__WORK TO DO__.
Scan the material below for the string "Rovereto", and copy every line where it shows up.

Records from a collection of figures
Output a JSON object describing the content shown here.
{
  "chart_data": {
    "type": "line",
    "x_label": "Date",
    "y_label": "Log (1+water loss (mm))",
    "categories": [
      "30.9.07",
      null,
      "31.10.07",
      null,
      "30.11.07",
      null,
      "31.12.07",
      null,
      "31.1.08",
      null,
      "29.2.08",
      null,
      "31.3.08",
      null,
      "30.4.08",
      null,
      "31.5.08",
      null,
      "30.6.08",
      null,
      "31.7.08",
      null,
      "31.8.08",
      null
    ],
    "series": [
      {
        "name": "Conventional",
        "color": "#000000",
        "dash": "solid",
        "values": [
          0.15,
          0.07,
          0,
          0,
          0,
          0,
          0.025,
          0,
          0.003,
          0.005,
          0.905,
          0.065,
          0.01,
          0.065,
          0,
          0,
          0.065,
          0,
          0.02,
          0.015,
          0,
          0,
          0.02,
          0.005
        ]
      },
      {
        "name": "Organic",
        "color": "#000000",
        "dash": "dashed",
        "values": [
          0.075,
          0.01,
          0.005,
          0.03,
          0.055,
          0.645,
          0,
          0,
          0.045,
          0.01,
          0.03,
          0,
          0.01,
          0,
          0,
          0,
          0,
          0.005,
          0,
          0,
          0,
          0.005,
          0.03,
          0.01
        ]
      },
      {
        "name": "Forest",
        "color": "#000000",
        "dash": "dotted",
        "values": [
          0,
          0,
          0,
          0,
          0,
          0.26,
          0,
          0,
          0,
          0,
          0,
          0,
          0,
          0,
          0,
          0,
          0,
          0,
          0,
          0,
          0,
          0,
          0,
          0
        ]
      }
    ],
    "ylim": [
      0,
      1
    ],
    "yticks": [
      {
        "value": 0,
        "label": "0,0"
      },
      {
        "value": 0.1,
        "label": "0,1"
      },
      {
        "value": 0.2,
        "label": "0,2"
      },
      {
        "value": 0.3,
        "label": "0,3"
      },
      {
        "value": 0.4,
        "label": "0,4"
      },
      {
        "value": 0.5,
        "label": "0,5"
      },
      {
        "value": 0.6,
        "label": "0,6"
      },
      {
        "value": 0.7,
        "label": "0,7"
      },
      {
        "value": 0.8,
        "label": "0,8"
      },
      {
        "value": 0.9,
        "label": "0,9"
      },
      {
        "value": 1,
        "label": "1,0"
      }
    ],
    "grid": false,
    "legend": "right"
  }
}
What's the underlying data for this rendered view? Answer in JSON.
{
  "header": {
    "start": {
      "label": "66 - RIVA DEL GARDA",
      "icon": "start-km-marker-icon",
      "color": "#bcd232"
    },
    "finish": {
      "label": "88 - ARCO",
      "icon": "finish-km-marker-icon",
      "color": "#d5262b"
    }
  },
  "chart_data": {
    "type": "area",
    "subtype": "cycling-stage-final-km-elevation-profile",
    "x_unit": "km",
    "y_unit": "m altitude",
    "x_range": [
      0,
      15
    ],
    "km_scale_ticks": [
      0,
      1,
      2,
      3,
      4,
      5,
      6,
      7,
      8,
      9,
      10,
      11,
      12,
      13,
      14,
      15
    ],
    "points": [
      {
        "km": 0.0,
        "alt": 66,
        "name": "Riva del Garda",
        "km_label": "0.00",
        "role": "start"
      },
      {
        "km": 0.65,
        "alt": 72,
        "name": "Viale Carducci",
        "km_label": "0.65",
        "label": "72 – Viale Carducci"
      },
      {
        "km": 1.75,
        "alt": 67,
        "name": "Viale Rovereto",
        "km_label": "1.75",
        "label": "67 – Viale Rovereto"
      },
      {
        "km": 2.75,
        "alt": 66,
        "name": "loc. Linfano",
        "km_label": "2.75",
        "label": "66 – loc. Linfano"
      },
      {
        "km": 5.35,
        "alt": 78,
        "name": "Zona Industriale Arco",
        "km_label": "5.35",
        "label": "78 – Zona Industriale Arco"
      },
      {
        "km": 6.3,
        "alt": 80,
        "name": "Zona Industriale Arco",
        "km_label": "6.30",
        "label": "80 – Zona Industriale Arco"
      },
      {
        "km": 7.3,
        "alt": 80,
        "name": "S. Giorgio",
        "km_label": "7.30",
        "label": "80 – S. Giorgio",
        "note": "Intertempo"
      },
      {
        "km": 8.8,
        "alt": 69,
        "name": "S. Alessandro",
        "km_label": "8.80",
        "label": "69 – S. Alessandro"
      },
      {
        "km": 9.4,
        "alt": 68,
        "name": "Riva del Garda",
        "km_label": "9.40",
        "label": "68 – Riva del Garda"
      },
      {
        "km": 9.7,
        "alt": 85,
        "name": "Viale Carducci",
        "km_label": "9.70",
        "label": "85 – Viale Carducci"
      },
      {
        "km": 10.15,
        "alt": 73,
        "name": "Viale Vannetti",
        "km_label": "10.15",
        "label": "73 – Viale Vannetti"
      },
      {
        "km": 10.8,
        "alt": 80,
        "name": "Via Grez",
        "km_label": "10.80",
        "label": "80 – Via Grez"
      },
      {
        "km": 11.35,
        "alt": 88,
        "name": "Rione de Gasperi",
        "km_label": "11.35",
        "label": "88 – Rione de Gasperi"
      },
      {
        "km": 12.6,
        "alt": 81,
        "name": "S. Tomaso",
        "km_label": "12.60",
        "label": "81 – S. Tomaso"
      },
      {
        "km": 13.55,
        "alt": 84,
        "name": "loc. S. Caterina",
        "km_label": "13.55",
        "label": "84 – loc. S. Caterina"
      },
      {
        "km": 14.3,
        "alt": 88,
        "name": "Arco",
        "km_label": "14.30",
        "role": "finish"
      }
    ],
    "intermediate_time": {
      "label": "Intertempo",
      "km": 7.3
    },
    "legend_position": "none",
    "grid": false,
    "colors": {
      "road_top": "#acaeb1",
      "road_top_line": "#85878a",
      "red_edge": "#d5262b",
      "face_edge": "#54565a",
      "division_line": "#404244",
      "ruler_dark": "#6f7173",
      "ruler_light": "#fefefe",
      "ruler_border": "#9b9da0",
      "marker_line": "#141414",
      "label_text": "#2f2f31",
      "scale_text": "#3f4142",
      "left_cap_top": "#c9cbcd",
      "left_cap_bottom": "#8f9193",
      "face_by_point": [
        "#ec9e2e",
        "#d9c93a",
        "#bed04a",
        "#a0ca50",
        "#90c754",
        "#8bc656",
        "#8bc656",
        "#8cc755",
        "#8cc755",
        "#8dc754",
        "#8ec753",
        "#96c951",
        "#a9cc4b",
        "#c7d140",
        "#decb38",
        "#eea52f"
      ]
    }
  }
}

__OUTPUT FOR THIS TASK__.
        "name": "Viale Rovereto",
        "label": "67 – Viale Rovereto"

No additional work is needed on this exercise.